#### Required work
Reproduce every entry that follows word for word, but omit the images.

>>>>>

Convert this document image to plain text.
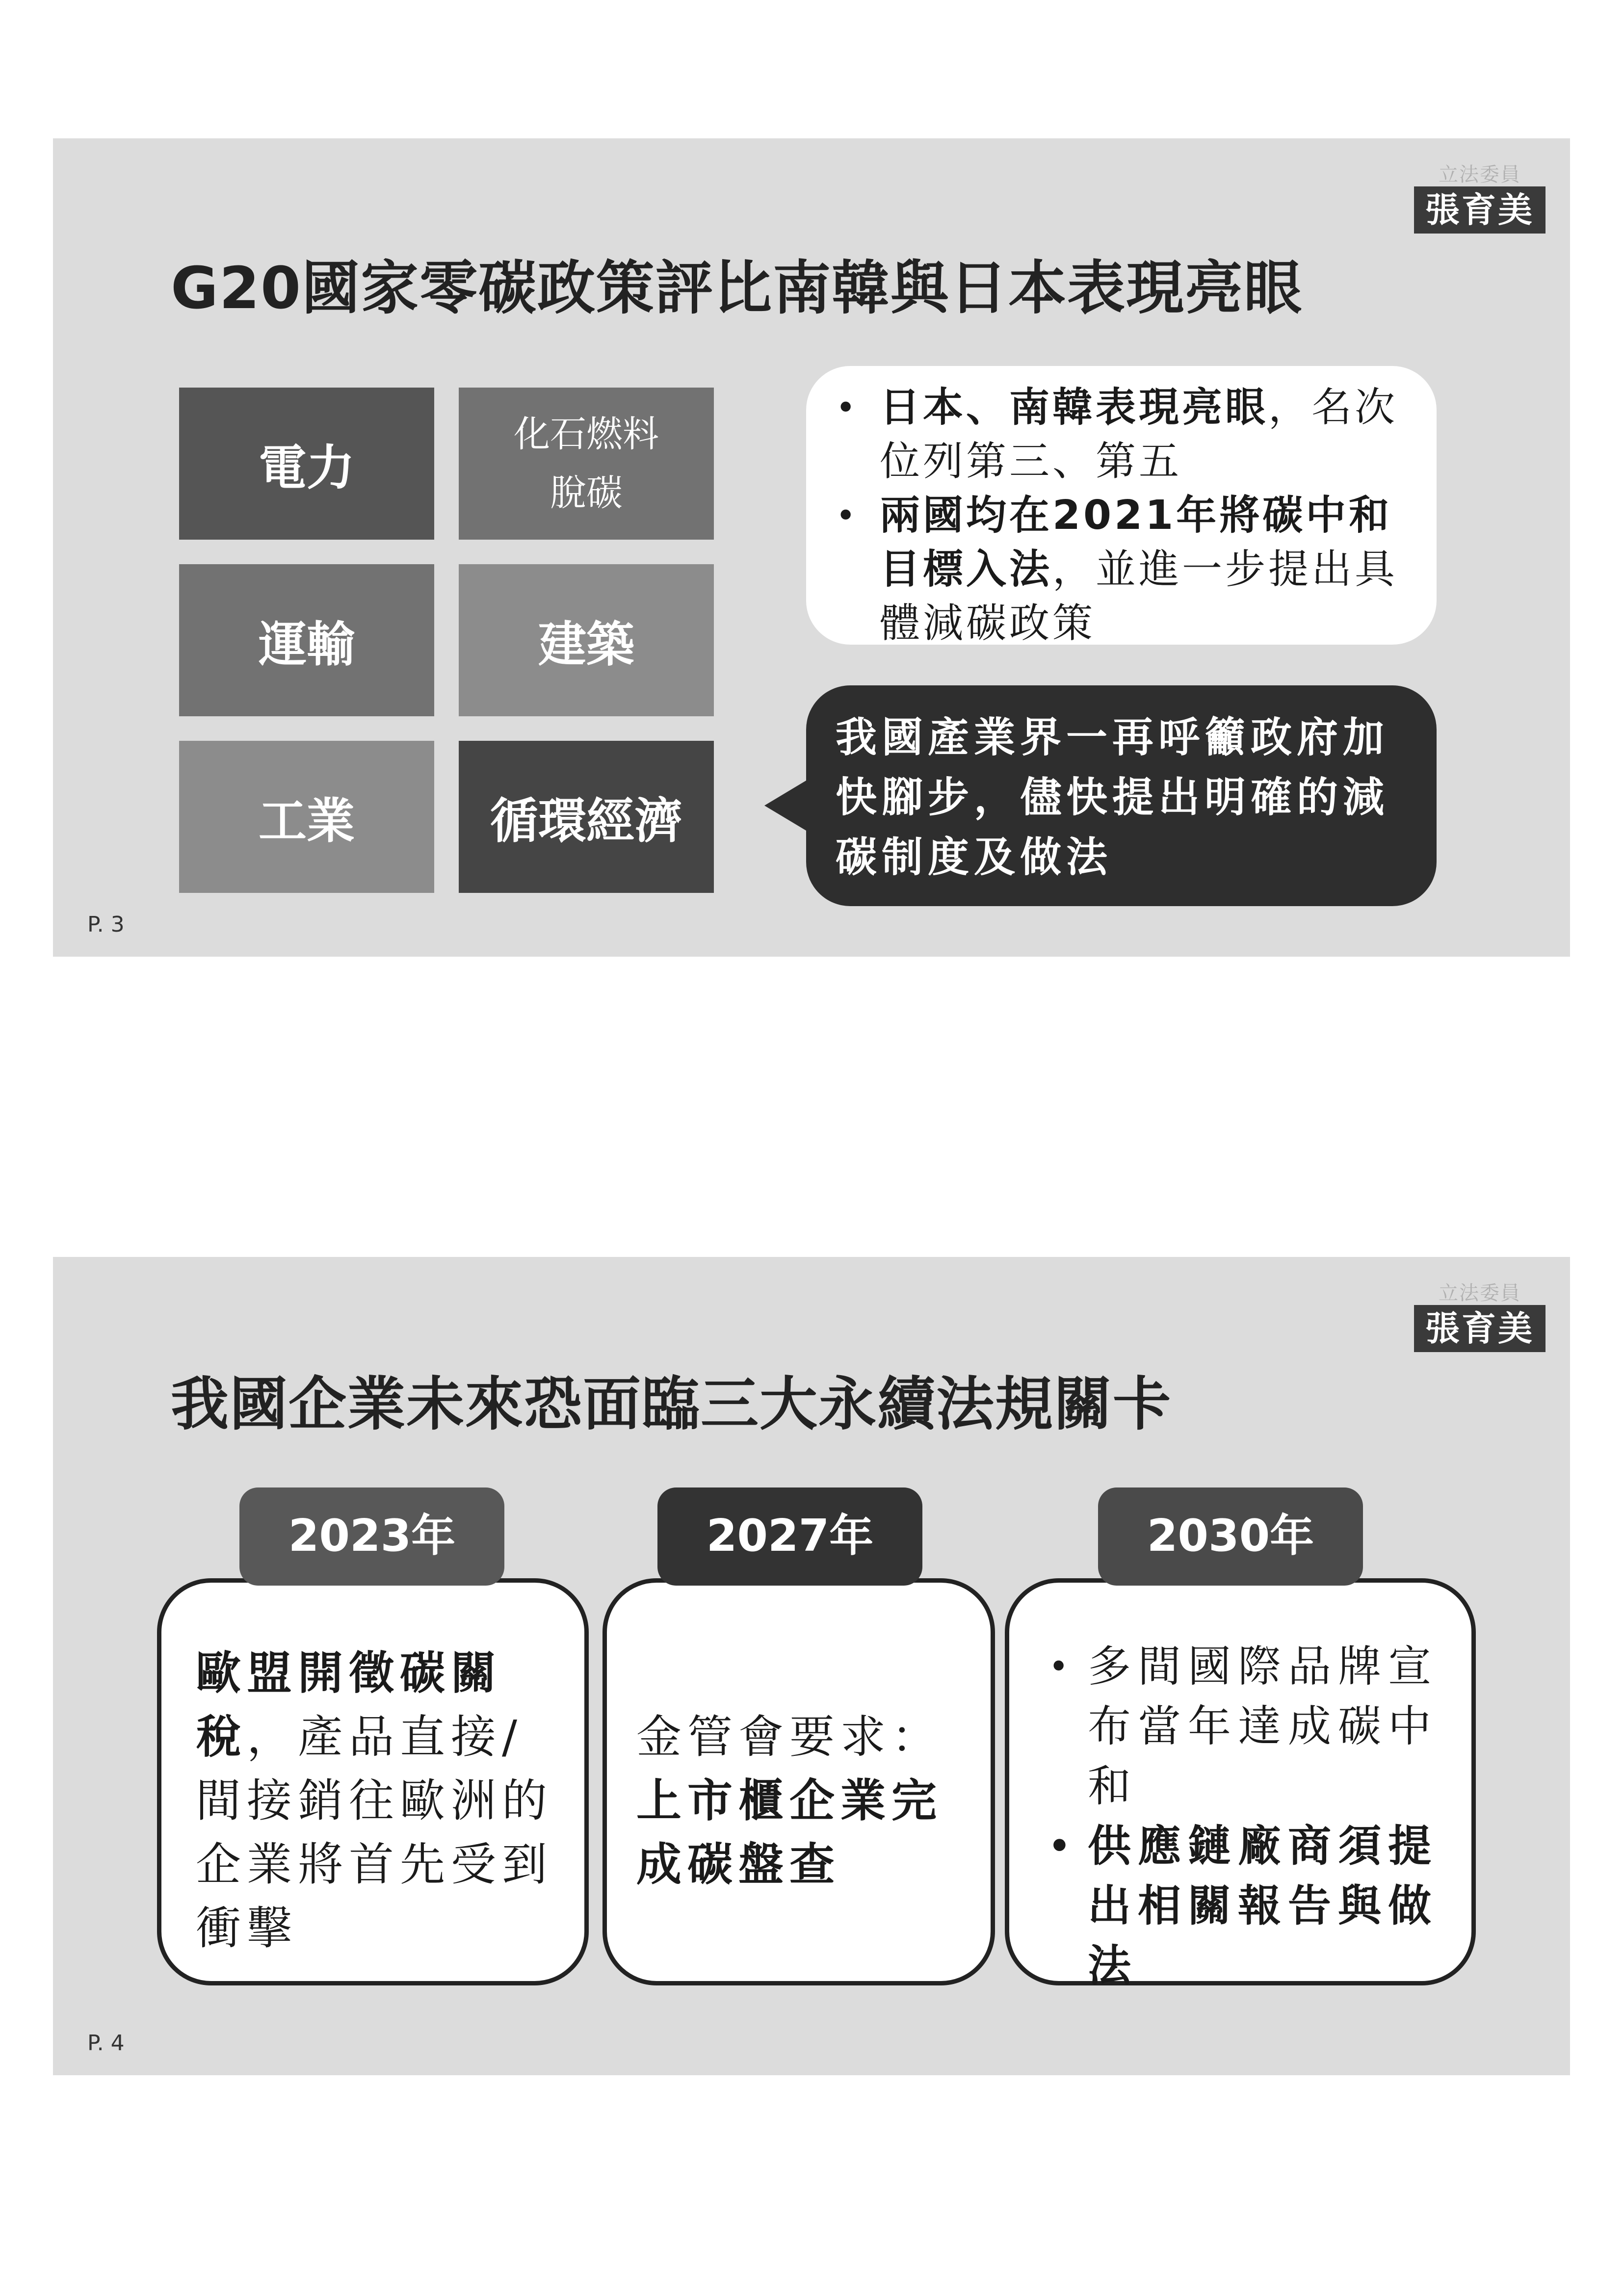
立法委員
張育美
G20國家零碳政策評比南韓與日本表現亮眼
電力
化石燃料
脫碳
運輸	建築
工業	循環經濟
• 日本、南韓表現亮眼，名次位列第三、第五
• 兩國均在2021年將碳中和目標入法，並進一步提出具體減碳政策
我國產業界一再呼籲政府加快腳步，儘快提出明確的減碳制度及做法
P. 3
立法委員
張育美
我國企業未來恐面臨三大永續法規關卡
歐盟開徵碳關稅，產品直接/間接銷往歐洲的企業將首先受到衝擊
2023年
金管會要求：
上市櫃企業完成碳盤查
2027年
• 多間國際品牌宣布當年達成碳中和
• 供應鏈廠商須提出相關報告與做法
2030年
P. 4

<<<<<

#### Task output
Convert this document image to plain text.
立法委員
張育美
G20國家零碳政策評比南韓與日本表現亮眼
電力
化石燃料
脫碳
運輸	建築
工業	循環經濟
• 日本、南韓表現亮眼，名次位列第三、第五
• 兩國均在2021年將碳中和目標入法，並進一步提出具體減碳政策
我國產業界一再呼籲政府加快腳步，儘快提出明確的減碳制度及做法
P. 3
立法委員
張育美
我國企業未來恐面臨三大永續法規關卡
歐盟開徵碳關稅，產品直接/間接銷往歐洲的企業將首先受到衝擊
2023年
金管會要求：
上市櫃企業完成碳盤查
2027年
• 多間國際品牌宣布當年達成碳中和
• 供應鏈廠商須提出相關報告與做法
2030年
P. 4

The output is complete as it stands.